GIVEN DATA:

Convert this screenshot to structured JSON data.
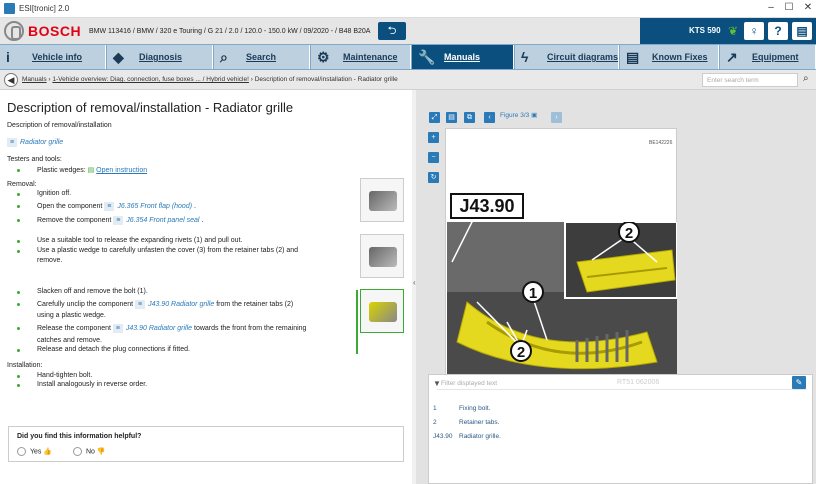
{
  "window": {
    "title": "ESI[tronic] 2.0",
    "minimize": "–",
    "maximize": "☐",
    "close": "✕"
  },
  "brand": {
    "name": "BOSCH",
    "vehicle": "BMW 113416 / BMW / 320 e Touring / G 21 / 2.0 / 120.0 - 150.0 kW / 09/2020 - / B48 B20A",
    "device": "KTS 590"
  },
  "tabs": [
    {
      "label": "Vehicle info",
      "icon": "i"
    },
    {
      "label": "Diagnosis",
      "icon": "◆"
    },
    {
      "label": "Search",
      "icon": "⌕"
    },
    {
      "label": "Maintenance",
      "icon": "⚙"
    },
    {
      "label": "Manuals",
      "icon": "🔧"
    },
    {
      "label": "Circuit diagrams",
      "icon": "ϟ"
    },
    {
      "label": "Known Fixes",
      "icon": "▤"
    },
    {
      "label": "Equipment",
      "icon": "↗"
    }
  ],
  "breadcrumb": {
    "link1": "Manuals",
    "link2": "1-Vehicle overview: Diag. connection, fuse boxes ... / Hybrid vehicle!",
    "current": "Description of removal/installation - Radiator grille",
    "sep": " › "
  },
  "search": {
    "placeholder": "Enter search term"
  },
  "doc": {
    "title": "Description of removal/installation - Radiator grille",
    "subtitle": "Description of removal/installation",
    "component": "Radiator grille",
    "testers_heading": "Testers and tools:",
    "tool_label": "Plastic wedges:",
    "tool_link": "Open instruction",
    "removal_heading": "Removal:",
    "steps": {
      "s1": "Ignition off.",
      "s2a": "Open the component",
      "s2ref": "J6.365 Front flap (hood)",
      "s2b": ".",
      "s3a": "Remove the component",
      "s3ref": "J6.354 Front panel seal",
      "s3b": ".",
      "s4": "Use a suitable tool to release the expanding rivets (1) and pull out.",
      "s5a": "Use a plastic wedge to carefully unfasten the cover (3) from the retainer tabs (2) and",
      "s5b": "remove.",
      "s6": "Slacken off and remove the bolt (1).",
      "s7a": "Carefully unclip the component",
      "s7ref": "J43.90 Radiator grille",
      "s7b": "from the retainer tabs (2)",
      "s7c": "using a plastic wedge.",
      "s8a": "Release the component",
      "s8ref": "J43.90 Radiator grille",
      "s8b": "towards the front from the remaining",
      "s8c": "catches and remove.",
      "s9": "Release and detach the plug connections if fitted."
    },
    "installation_heading": "Installation:",
    "install_steps": {
      "i1": "Hand-tighten bolt.",
      "i2": "Install analogously in reverse order."
    },
    "feedback": {
      "question": "Did you find this information helpful?",
      "yes": "Yes",
      "no": "No",
      "yes_icon": "👍",
      "no_icon": "👎"
    }
  },
  "figure": {
    "counter": "Figure 3/3",
    "code": "BE142226",
    "callout": "J43.90",
    "markers": [
      "1",
      "2",
      "2"
    ],
    "watermark": "RT51 062006",
    "filter_placeholder": "Filter displayed text",
    "legend": [
      {
        "num": "1",
        "text": "Fixing bolt."
      },
      {
        "num": "2",
        "text": "Retainer tabs."
      },
      {
        "num": "J43.90",
        "text": "Radiator grille."
      }
    ]
  }
}
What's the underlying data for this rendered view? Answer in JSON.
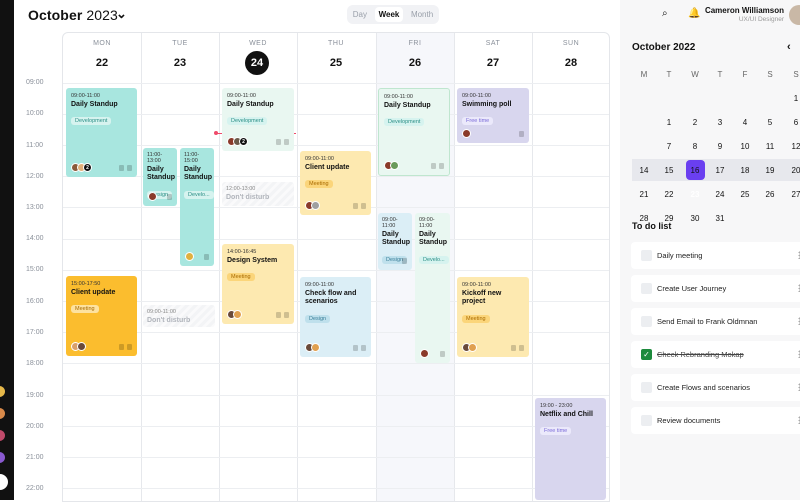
{
  "header": {
    "month": "October",
    "year": "2023",
    "view_tabs": [
      "Day",
      "Week",
      "Month"
    ],
    "active_view": "Week"
  },
  "days": [
    {
      "name": "MON",
      "num": "22"
    },
    {
      "name": "TUE",
      "num": "23"
    },
    {
      "name": "WED",
      "num": "24"
    },
    {
      "name": "THU",
      "num": "25"
    },
    {
      "name": "FRI",
      "num": "26"
    },
    {
      "name": "SAT",
      "num": "27"
    },
    {
      "name": "SUN",
      "num": "28"
    }
  ],
  "times": [
    "09:00",
    "10:00",
    "11:00",
    "12:00",
    "13:00",
    "14:00",
    "15:00",
    "16:00",
    "17:00",
    "18:00",
    "19:00",
    "20:00",
    "21:00",
    "22:00"
  ],
  "events": {
    "mon_standup": {
      "time": "09:00-11:00",
      "name": "Daily Standup",
      "tag": "Development",
      "count": "2"
    },
    "mon_client": {
      "time": "15:00-17:50",
      "name": "Client update",
      "tag": "Meeting"
    },
    "tue_standup": {
      "time": "11:00-13:00",
      "name": "Daily Standup",
      "tag": "Design"
    },
    "tue_disturb": {
      "time": "09:00-11:00",
      "name": "Don't disturb"
    },
    "tue_standup2": {
      "time": "11:00-15:00",
      "name": "Daily Standup",
      "tag": "Develo..."
    },
    "wed_standup": {
      "time": "09:00-11:00",
      "name": "Daily Standup",
      "tag": "Development",
      "count": "2"
    },
    "wed_disturb": {
      "time": "12:00-13:00",
      "name": "Don't disturb"
    },
    "wed_design": {
      "time": "14:00-16:45",
      "name": "Design System",
      "tag": "Meeting"
    },
    "thu_client": {
      "time": "09:00-11:00",
      "name": "Client update",
      "tag": "Meeting"
    },
    "thu_flow": {
      "time": "09:00-11:00",
      "name": "Check flow and scenarios",
      "tag": "Design"
    },
    "fri_standup": {
      "time": "09:00-11:00",
      "name": "Daily Standup",
      "tag": "Development"
    },
    "fri_standup_a": {
      "time": "09:00-11:00",
      "name": "Daily Standup",
      "tag": "Design"
    },
    "fri_standup_b": {
      "time": "09:00-11:00",
      "name": "Daily Standup",
      "tag": "Develo..."
    },
    "sat_swim": {
      "time": "09:00-11:00",
      "name": "Swimming poll",
      "tag": "Free time"
    },
    "sat_kickoff": {
      "time": "09:00-11:00",
      "name": "Kickoff new project",
      "tag": "Meeting"
    },
    "sun_netflix": {
      "time": "19:00 - 23:00",
      "name": "Netflix and Chill",
      "tag": "Free time"
    }
  },
  "user": {
    "name": "Cameron Williamson",
    "role": "UX/UI Designer"
  },
  "mini_calendar": {
    "title": "October 2022",
    "weekday_headers": [
      "M",
      "T",
      "W",
      "T",
      "F",
      "S",
      "S"
    ],
    "rows": [
      [
        "",
        "",
        "",
        "",
        "",
        "",
        "1"
      ],
      [
        "",
        "1",
        "2",
        "3",
        "4",
        "5",
        "6"
      ],
      [
        "",
        "7",
        "8",
        "9",
        "10",
        "11",
        "12"
      ],
      [
        "14",
        "15",
        "16",
        "17",
        "18",
        "19",
        "20"
      ],
      [
        "21",
        "22",
        "23",
        "24",
        "25",
        "26",
        "27"
      ],
      [
        "28",
        "29",
        "30",
        "31",
        "",
        "",
        ""
      ]
    ]
  },
  "todo": {
    "title": "To do list",
    "items": [
      {
        "label": "Daily meeting",
        "done": false
      },
      {
        "label": "Create User Journey",
        "done": false
      },
      {
        "label": "Send Email to Frank Oldmnan",
        "done": false
      },
      {
        "label": "Check Rebranding Mokap",
        "done": true
      },
      {
        "label": "Create Flows and scenarios",
        "done": false
      },
      {
        "label": "Review documents",
        "done": false
      }
    ]
  },
  "colors": {
    "teal": "#a8e6df",
    "orange": "#fbbd2e",
    "yellow": "#fde9b0",
    "lightblue": "#dbeef6",
    "mint": "#e9f7f1",
    "lavender": "#d8d6ee",
    "purple": "#6a3ff0",
    "now": "#ef4b6b"
  },
  "icons": {
    "search": "search-icon",
    "bell": "bell-icon",
    "check": "check-icon"
  }
}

INSTRUCTIONS FOR THE TASK:
Repeat the material above word for word, please, apart from its images.

OUTPUT FOR THIS EXERCISE:
Convert this screenshot to structured JSON data.
{
  "window": {
    "title": "ESI[tronic] 2.0",
    "minimize": "–",
    "maximize": "☐",
    "close": "✕"
  },
  "brand": {
    "name": "BOSCH",
    "vehicle": "BMW 113416 / BMW / 320 e Touring / G 21 / 2.0 / 120.0 - 150.0 kW / 09/2020 - / B48 B20A",
    "device": "KTS 590"
  },
  "tabs": [
    {
      "label": "Vehicle info",
      "icon": "i"
    },
    {
      "label": "Diagnosis",
      "icon": "◆"
    },
    {
      "label": "Search",
      "icon": "⌕"
    },
    {
      "label": "Maintenance",
      "icon": "⚙"
    },
    {
      "label": "Manuals",
      "icon": "🔧"
    },
    {
      "label": "Circuit diagrams",
      "icon": "ϟ"
    },
    {
      "label": "Known Fixes",
      "icon": "▤"
    },
    {
      "label": "Equipment",
      "icon": "↗"
    }
  ],
  "breadcrumb": {
    "link1": "Manuals",
    "link2": "1-Vehicle overview: Diag. connection, fuse boxes ... / Hybrid vehicle!",
    "current": "Description of removal/installation - Radiator grille",
    "sep": " › "
  },
  "search": {
    "placeholder": "Enter search term"
  },
  "doc": {
    "title": "Description of removal/installation - Radiator grille",
    "subtitle": "Description of removal/installation",
    "component": "Radiator grille",
    "testers_heading": "Testers and tools:",
    "tool_label": "Plastic wedges:",
    "tool_link": "Open instruction",
    "removal_heading": "Removal:",
    "steps": {
      "s1": "Ignition off.",
      "s2a": "Open the component",
      "s2ref": "J6.365 Front flap (hood)",
      "s2b": ".",
      "s3a": "Remove the component",
      "s3ref": "J6.354 Front panel seal",
      "s3b": ".",
      "s4": "Use a suitable tool to release the expanding rivets (1) and pull out.",
      "s5a": "Use a plastic wedge to carefully unfasten the cover (3) from the retainer tabs (2) and",
      "s5b": "remove.",
      "s6": "Slacken off and remove the bolt (1).",
      "s7a": "Carefully unclip the component",
      "s7ref": "J43.90 Radiator grille",
      "s7b": "from the retainer tabs (2)",
      "s7c": "using a plastic wedge.",
      "s8a": "Release the component",
      "s8ref": "J43.90 Radiator grille",
      "s8b": "towards the front from the remaining",
      "s8c": "catches and remove.",
      "s9": "Release and detach the plug connections if fitted."
    },
    "installation_heading": "Installation:",
    "install_steps": {
      "i1": "Hand-tighten bolt.",
      "i2": "Install analogously in reverse order."
    },
    "feedback": {
      "question": "Did you find this information helpful?",
      "yes": "Yes",
      "no": "No",
      "yes_icon": "👍",
      "no_icon": "👎"
    }
  },
  "figure": {
    "counter": "Figure 3/3",
    "code": "BE142226",
    "callout": "J43.90",
    "markers": [
      "1",
      "2",
      "2"
    ],
    "watermark": "RT51 062006",
    "filter_placeholder": "Filter displayed text",
    "legend": [
      {
        "num": "1",
        "text": "Fixing bolt."
      },
      {
        "num": "2",
        "text": "Retainer tabs."
      },
      {
        "num": "J43.90",
        "text": "Radiator grille."
      }
    ]
  }
}
What's the underlying data for this rendered view? Answer in JSON.
{
  "header": {
    "month": "October",
    "year": "2023",
    "view_tabs": [
      "Day",
      "Week",
      "Month"
    ],
    "active_view": "Week"
  },
  "days": [
    {
      "name": "MON",
      "num": "22"
    },
    {
      "name": "TUE",
      "num": "23"
    },
    {
      "name": "WED",
      "num": "24"
    },
    {
      "name": "THU",
      "num": "25"
    },
    {
      "name": "FRI",
      "num": "26"
    },
    {
      "name": "SAT",
      "num": "27"
    },
    {
      "name": "SUN",
      "num": "28"
    }
  ],
  "times": [
    "09:00",
    "10:00",
    "11:00",
    "12:00",
    "13:00",
    "14:00",
    "15:00",
    "16:00",
    "17:00",
    "18:00",
    "19:00",
    "20:00",
    "21:00",
    "22:00"
  ],
  "events": {
    "mon_standup": {
      "time": "09:00-11:00",
      "name": "Daily Standup",
      "tag": "Development",
      "count": "2"
    },
    "mon_client": {
      "time": "15:00-17:50",
      "name": "Client update",
      "tag": "Meeting"
    },
    "tue_standup": {
      "time": "11:00-13:00",
      "name": "Daily Standup",
      "tag": "Design"
    },
    "tue_disturb": {
      "time": "09:00-11:00",
      "name": "Don't disturb"
    },
    "tue_standup2": {
      "time": "11:00-15:00",
      "name": "Daily Standup",
      "tag": "Develo..."
    },
    "wed_standup": {
      "time": "09:00-11:00",
      "name": "Daily Standup",
      "tag": "Development",
      "count": "2"
    },
    "wed_disturb": {
      "time": "12:00-13:00",
      "name": "Don't disturb"
    },
    "wed_design": {
      "time": "14:00-16:45",
      "name": "Design System",
      "tag": "Meeting"
    },
    "thu_client": {
      "time": "09:00-11:00",
      "name": "Client update",
      "tag": "Meeting"
    },
    "thu_flow": {
      "time": "09:00-11:00",
      "name": "Check flow and scenarios",
      "tag": "Design"
    },
    "fri_standup": {
      "time": "09:00-11:00",
      "name": "Daily Standup",
      "tag": "Development"
    },
    "fri_standup_a": {
      "time": "09:00-11:00",
      "name": "Daily Standup",
      "tag": "Design"
    },
    "fri_standup_b": {
      "time": "09:00-11:00",
      "name": "Daily Standup",
      "tag": "Develo..."
    },
    "sat_swim": {
      "time": "09:00-11:00",
      "name": "Swimming poll",
      "tag": "Free time"
    },
    "sat_kickoff": {
      "time": "09:00-11:00",
      "name": "Kickoff new project",
      "tag": "Meeting"
    },
    "sun_netflix": {
      "time": "19:00 - 23:00",
      "name": "Netflix and Chill",
      "tag": "Free time"
    }
  },
  "user": {
    "name": "Cameron Williamson",
    "role": "UX/UI Designer"
  },
  "mini_calendar": {
    "title": "October 2022",
    "weekday_headers": [
      "M",
      "T",
      "W",
      "T",
      "F",
      "S",
      "S"
    ],
    "rows": [
      [
        "",
        "",
        "",
        "",
        "",
        "",
        "1"
      ],
      [
        "",
        "1",
        "2",
        "3",
        "4",
        "5",
        "6"
      ],
      [
        "",
        "7",
        "8",
        "9",
        "10",
        "11",
        "12"
      ],
      [
        "14",
        "15",
        "16",
        "17",
        "18",
        "19",
        "20"
      ],
      [
        "21",
        "22",
        "23",
        "24",
        "25",
        "26",
        "27"
      ],
      [
        "28",
        "29",
        "30",
        "31",
        "",
        "",
        ""
      ]
    ]
  },
  "todo": {
    "title": "To do list",
    "items": [
      {
        "label": "Daily meeting",
        "done": false
      },
      {
        "label": "Create User Journey",
        "done": false
      },
      {
        "label": "Send Email to Frank Oldmnan",
        "done": false
      },
      {
        "label": "Check Rebranding Mokap",
        "done": true
      },
      {
        "label": "Create Flows and scenarios",
        "done": false
      },
      {
        "label": "Review documents",
        "done": false
      }
    ]
  },
  "colors": {
    "teal": "#a8e6df",
    "orange": "#fbbd2e",
    "yellow": "#fde9b0",
    "lightblue": "#dbeef6",
    "mint": "#e9f7f1",
    "lavender": "#d8d6ee",
    "purple": "#6a3ff0",
    "now": "#ef4b6b"
  },
  "icons": {
    "search": "search-icon",
    "bell": "bell-icon",
    "check": "check-icon"
  }
}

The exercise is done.